== Data entries

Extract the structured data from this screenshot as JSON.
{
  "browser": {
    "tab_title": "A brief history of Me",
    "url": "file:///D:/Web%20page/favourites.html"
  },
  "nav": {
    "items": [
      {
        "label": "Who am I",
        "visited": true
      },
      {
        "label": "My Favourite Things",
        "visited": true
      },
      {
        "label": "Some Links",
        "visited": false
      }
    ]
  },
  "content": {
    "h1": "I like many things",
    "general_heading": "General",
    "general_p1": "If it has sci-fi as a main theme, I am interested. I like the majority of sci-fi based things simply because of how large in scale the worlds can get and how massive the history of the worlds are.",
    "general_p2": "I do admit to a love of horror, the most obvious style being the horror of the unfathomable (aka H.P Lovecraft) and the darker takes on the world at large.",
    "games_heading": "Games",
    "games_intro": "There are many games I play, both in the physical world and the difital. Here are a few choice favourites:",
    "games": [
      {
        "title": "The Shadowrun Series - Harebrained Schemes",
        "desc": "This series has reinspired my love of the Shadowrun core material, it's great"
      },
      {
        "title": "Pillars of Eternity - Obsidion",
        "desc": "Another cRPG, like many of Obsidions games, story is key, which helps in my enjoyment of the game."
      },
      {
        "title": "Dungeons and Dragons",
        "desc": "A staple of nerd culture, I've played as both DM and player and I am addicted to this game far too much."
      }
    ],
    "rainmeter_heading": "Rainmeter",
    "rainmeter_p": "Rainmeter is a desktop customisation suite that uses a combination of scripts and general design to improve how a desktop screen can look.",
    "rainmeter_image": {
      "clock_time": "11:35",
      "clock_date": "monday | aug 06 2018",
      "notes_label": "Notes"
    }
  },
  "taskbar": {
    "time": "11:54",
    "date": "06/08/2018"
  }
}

====

- _Exercise requirements_: Copy out each record exactly as given, omitting none.

- _Solution to this task_:
Extract the structured data from this screenshot as JSON.
{
  "browser": {
    "tab_title": "A brief history of Me",
    "url": "file:///D:/Web%20page/favourites.html"
  },
  "nav": {
    "items": [
      {
        "label": "Who am I",
        "visited": true
      },
      {
        "label": "My Favourite Things",
        "visited": true
      },
      {
        "label": "Some Links",
        "visited": false
      }
    ]
  },
  "content": {
    "h1": "I like many things",
    "general_heading": "General",
    "general_p1": "If it has sci-fi as a main theme, I am interested. I like the majority of sci-fi based things simply because of how large in scale the worlds can get and how massive the history of the worlds are.",
    "general_p2": "I do admit to a love of horror, the most obvious style being the horror of the unfathomable (aka H.P Lovecraft) and the darker takes on the world at large.",
    "games_heading": "Games",
    "games_intro": "There are many games I play, both in the physical world and the difital. Here are a few choice favourites:",
    "games": [
      {
        "title": "The Shadowrun Series - Harebrained Schemes",
        "desc": "This series has reinspired my love of the Shadowrun core material, it's great"
      },
      {
        "title": "Pillars of Eternity - Obsidion",
        "desc": "Another cRPG, like many of Obsidions games, story is key, which helps in my enjoyment of the game."
      },
      {
        "title": "Dungeons and Dragons",
        "desc": "A staple of nerd culture, I've played as both DM and player and I am addicted to this game far too much."
      }
    ],
    "rainmeter_heading": "Rainmeter",
    "rainmeter_p": "Rainmeter is a desktop customisation suite that uses a combination of scripts and general design to improve how a desktop screen can look.",
    "rainmeter_image": {
      "clock_time": "11:35",
      "clock_date": "monday | aug 06 2018",
      "notes_label": "Notes"
    }
  },
  "taskbar": {
    "time": "11:54",
    "date": "06/08/2018"
  }
}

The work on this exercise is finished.